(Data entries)
--- --- ---

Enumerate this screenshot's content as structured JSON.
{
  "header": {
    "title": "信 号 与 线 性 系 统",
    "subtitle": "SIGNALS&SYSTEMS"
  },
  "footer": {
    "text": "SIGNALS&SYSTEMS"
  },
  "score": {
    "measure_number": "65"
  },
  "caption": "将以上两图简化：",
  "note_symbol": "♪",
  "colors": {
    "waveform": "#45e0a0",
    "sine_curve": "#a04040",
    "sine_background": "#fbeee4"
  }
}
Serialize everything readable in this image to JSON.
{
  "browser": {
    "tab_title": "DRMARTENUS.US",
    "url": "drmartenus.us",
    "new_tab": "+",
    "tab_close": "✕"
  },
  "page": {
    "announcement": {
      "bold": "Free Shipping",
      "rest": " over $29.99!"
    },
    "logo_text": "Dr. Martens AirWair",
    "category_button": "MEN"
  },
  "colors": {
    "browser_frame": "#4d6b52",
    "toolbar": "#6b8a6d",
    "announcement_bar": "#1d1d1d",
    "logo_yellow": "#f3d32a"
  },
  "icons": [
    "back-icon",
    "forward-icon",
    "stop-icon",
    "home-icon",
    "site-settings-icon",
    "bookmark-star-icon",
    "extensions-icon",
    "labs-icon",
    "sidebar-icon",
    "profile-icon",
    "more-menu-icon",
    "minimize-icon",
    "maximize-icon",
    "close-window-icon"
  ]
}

--- --- ---

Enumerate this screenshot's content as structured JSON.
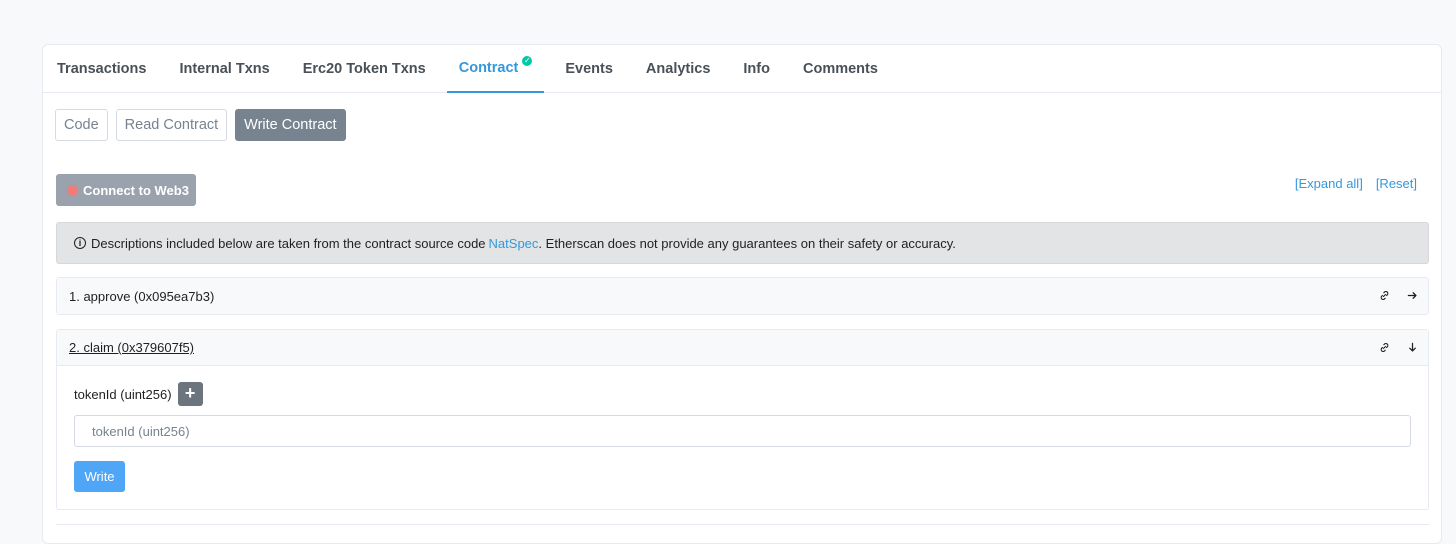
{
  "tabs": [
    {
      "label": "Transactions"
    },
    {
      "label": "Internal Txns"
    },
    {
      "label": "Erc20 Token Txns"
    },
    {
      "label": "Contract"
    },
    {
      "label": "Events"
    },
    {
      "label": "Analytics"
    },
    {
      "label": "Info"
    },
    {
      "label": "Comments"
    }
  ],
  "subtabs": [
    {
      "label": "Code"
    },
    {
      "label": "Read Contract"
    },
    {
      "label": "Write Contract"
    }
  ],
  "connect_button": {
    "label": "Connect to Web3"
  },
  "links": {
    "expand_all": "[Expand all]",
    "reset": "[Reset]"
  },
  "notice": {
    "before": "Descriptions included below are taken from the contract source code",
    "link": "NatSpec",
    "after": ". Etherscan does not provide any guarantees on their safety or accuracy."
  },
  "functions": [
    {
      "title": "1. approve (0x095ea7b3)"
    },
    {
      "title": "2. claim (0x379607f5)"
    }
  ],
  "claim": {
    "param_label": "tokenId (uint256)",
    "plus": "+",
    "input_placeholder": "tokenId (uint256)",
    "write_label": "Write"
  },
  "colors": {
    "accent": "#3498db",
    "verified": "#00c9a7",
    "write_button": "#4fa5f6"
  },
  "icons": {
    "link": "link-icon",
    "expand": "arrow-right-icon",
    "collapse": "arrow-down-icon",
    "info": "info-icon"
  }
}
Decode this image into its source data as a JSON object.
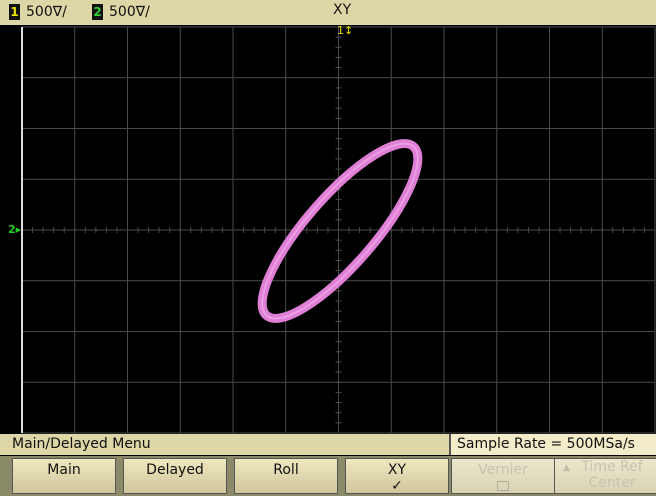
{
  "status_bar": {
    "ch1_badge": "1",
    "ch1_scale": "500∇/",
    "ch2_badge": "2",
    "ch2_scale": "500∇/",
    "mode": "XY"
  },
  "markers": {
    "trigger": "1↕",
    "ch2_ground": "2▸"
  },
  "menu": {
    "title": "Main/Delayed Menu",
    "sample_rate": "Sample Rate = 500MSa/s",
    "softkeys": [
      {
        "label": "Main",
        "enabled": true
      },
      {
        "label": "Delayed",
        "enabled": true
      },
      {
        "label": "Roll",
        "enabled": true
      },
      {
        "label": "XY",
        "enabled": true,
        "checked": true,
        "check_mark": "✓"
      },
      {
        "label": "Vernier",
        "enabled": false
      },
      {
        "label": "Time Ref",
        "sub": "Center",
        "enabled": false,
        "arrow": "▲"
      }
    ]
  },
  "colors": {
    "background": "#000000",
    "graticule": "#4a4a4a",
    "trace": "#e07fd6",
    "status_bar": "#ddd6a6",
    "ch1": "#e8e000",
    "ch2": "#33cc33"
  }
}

--- --- ---

Stated goal => What is the number of lines above that contain "this"? Answer with that number only.

Result below => 4